[Entries from a dataset]
— BEGIN —
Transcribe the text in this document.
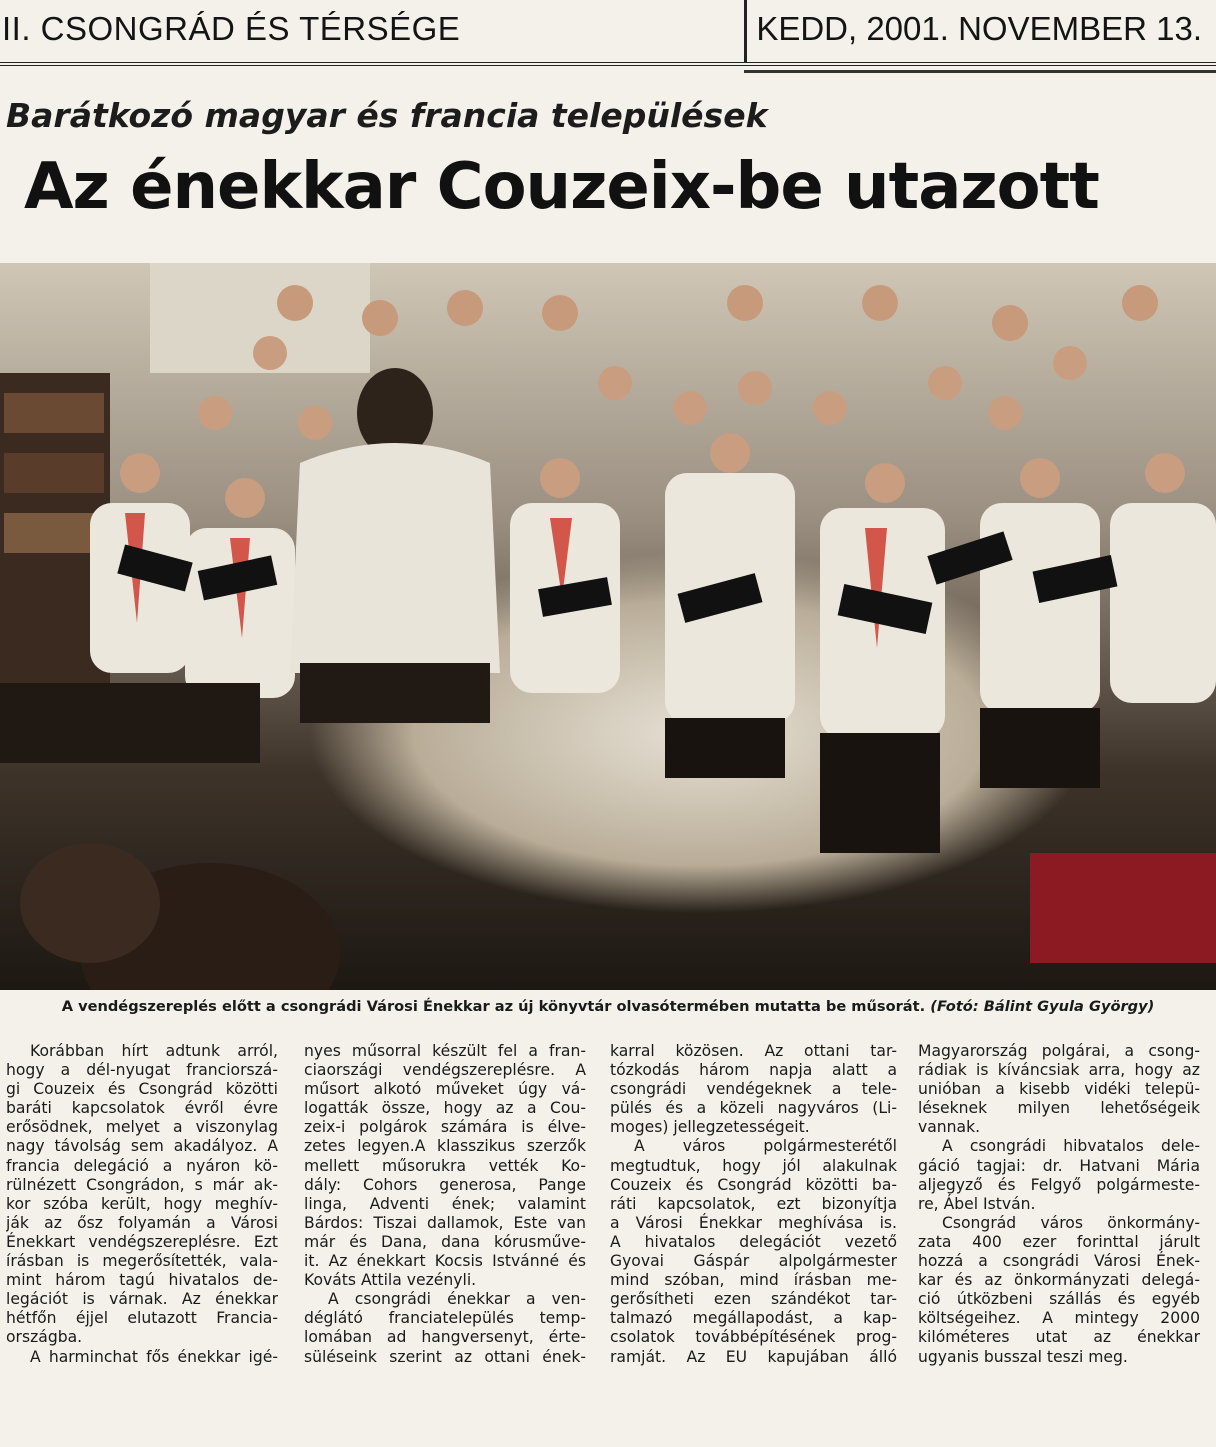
II. CSONGRÁD ÉS TÉRSÉGE	KEDD, 2001. NOVEMBER 13.
Barátkozó magyar és francia települések
Az énekkar Couzeix-be utazott
A vendégszereplés előtt a csongrádi Városi Énekkar az új könyvtár olvasótermében mutatta be műsorát. (Fotó: Bálint Gyula György)
Korábban hírt adtunk arról,
hogy a dél-nyugat franciorszá-
gi Couzeix és Csongrád közötti
baráti kapcsolatok évről évre
erősödnek, melyet a viszonylag
nagy távolság sem akadályoz. A
francia delegáció a nyáron kö-
rülnézett Csongrádon, s már ak-
kor szóba került, hogy meghív-
ják az ősz folyamán a Városi
Énekkart vendégszereplésre. Ezt
írásban is megerősítették, vala-
mint három tagú hivatalos de-
legációt is várnak. Az énekkar
hétfőn éjjel elutazott Francia-
országba.
A harminchat fős énekkar igé-
nyes műsorral készült fel a fran-
ciaországi vendégszereplésre. A
műsort alkotó műveket úgy vá-
logatták össze, hogy az a Cou-
zeix-i polgárok számára is élve-
zetes legyen.A klasszikus szerzők
mellett műsorukra vették Ko-
dály: Cohors generosa, Pange
linga, Adventi ének; valamint
Bárdos: Tiszai dallamok, Este van
már és Dana, dana kórusműve-
it. Az énekkart Kocsis Istvánné és
Kováts Attila vezényli.
A csongrádi énekkar a ven-
déglátó franciatelepülés temp-
lomában ad hangversenyt, érte-
süléseink szerint az ottani ének-
karral közösen. Az ottani tar-
tózkodás három napja alatt a
csongrádi vendégeknek a tele-
pülés és a közeli nagyváros (Li-
moges) jellegzetességeit.
A város polgármesterétől
megtudtuk, hogy jól alakulnak
Couzeix és Csongrád közötti ba-
ráti kapcsolatok, ezt bizonyítja
a Városi Énekkar meghívása is.
A hivatalos delegációt vezető
Gyovai Gáspár alpolgármester
mind szóban, mind írásban me-
gerősítheti ezen szándékot tar-
talmazó megállapodást, a kap-
csolatok továbbépítésének prog-
ramját. Az EU kapujában álló
Magyarország polgárai, a csong-
rádiak is kíváncsiak arra, hogy az
unióban a kisebb vidéki telepü-
léseknek milyen lehetőségeik
vannak.
A csongrádi hibvatalos dele-
gáció tagjai: dr. Hatvani Mária
aljegyző és Felgyő polgármeste-
re, Ábel István.
Csongrád város önkormány-
zata 400 ezer forinttal járult
hozzá a csongrádi Városi Ének-
kar és az önkormányzati delegá-
ció útközbeni szállás és egyéb
költségeihez. A mintegy 2000
kilóméteres utat az énekkar
ugyanis busszal teszi meg.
— END —
• [Exercise]:
Make an exact copy of every entry above, minus the images.

• [Result of the exercise]:
Transcribe the text in this document.
II. CSONGRÁD ÉS TÉRSÉGE	KEDD, 2001. NOVEMBER 13.
Barátkozó magyar és francia települések
Az énekkar Couzeix-be utazott
A vendégszereplés előtt a csongrádi Városi Énekkar az új könyvtár olvasótermében mutatta be műsorát. (Fotó: Bálint Gyula György)
Korábban hírt adtunk arról,
hogy a dél-nyugat franciorszá-
gi Couzeix és Csongrád közötti
baráti kapcsolatok évről évre
erősödnek, melyet a viszonylag
nagy távolság sem akadályoz. A
francia delegáció a nyáron kö-
rülnézett Csongrádon, s már ak-
kor szóba került, hogy meghív-
ják az ősz folyamán a Városi
Énekkart vendégszereplésre. Ezt
írásban is megerősítették, vala-
mint három tagú hivatalos de-
legációt is várnak. Az énekkar
hétfőn éjjel elutazott Francia-
országba.
A harminchat fős énekkar igé-
nyes műsorral készült fel a fran-
ciaországi vendégszereplésre. A
műsort alkotó műveket úgy vá-
logatták össze, hogy az a Cou-
zeix-i polgárok számára is élve-
zetes legyen.A klasszikus szerzők
mellett műsorukra vették Ko-
dály: Cohors generosa, Pange
linga, Adventi ének; valamint
Bárdos: Tiszai dallamok, Este van
már és Dana, dana kórusműve-
it. Az énekkart Kocsis Istvánné és
Kováts Attila vezényli.
A csongrádi énekkar a ven-
déglátó franciatelepülés temp-
lomában ad hangversenyt, érte-
süléseink szerint az ottani ének-
karral közösen. Az ottani tar-
tózkodás három napja alatt a
csongrádi vendégeknek a tele-
pülés és a közeli nagyváros (Li-
moges) jellegzetességeit.
A város polgármesterétől
megtudtuk, hogy jól alakulnak
Couzeix és Csongrád közötti ba-
ráti kapcsolatok, ezt bizonyítja
a Városi Énekkar meghívása is.
A hivatalos delegációt vezető
Gyovai Gáspár alpolgármester
mind szóban, mind írásban me-
gerősítheti ezen szándékot tar-
talmazó megállapodást, a kap-
csolatok továbbépítésének prog-
ramját. Az EU kapujában álló
Magyarország polgárai, a csong-
rádiak is kíváncsiak arra, hogy az
unióban a kisebb vidéki telepü-
léseknek milyen lehetőségeik
vannak.
A csongrádi hibvatalos dele-
gáció tagjai: dr. Hatvani Mária
aljegyző és Felgyő polgármeste-
re, Ábel István.
Csongrád város önkormány-
zata 400 ezer forinttal járult
hozzá a csongrádi Városi Ének-
kar és az önkormányzati delegá-
ció útközbeni szállás és egyéb
költségeihez. A mintegy 2000
kilóméteres utat az énekkar
ugyanis busszal teszi meg.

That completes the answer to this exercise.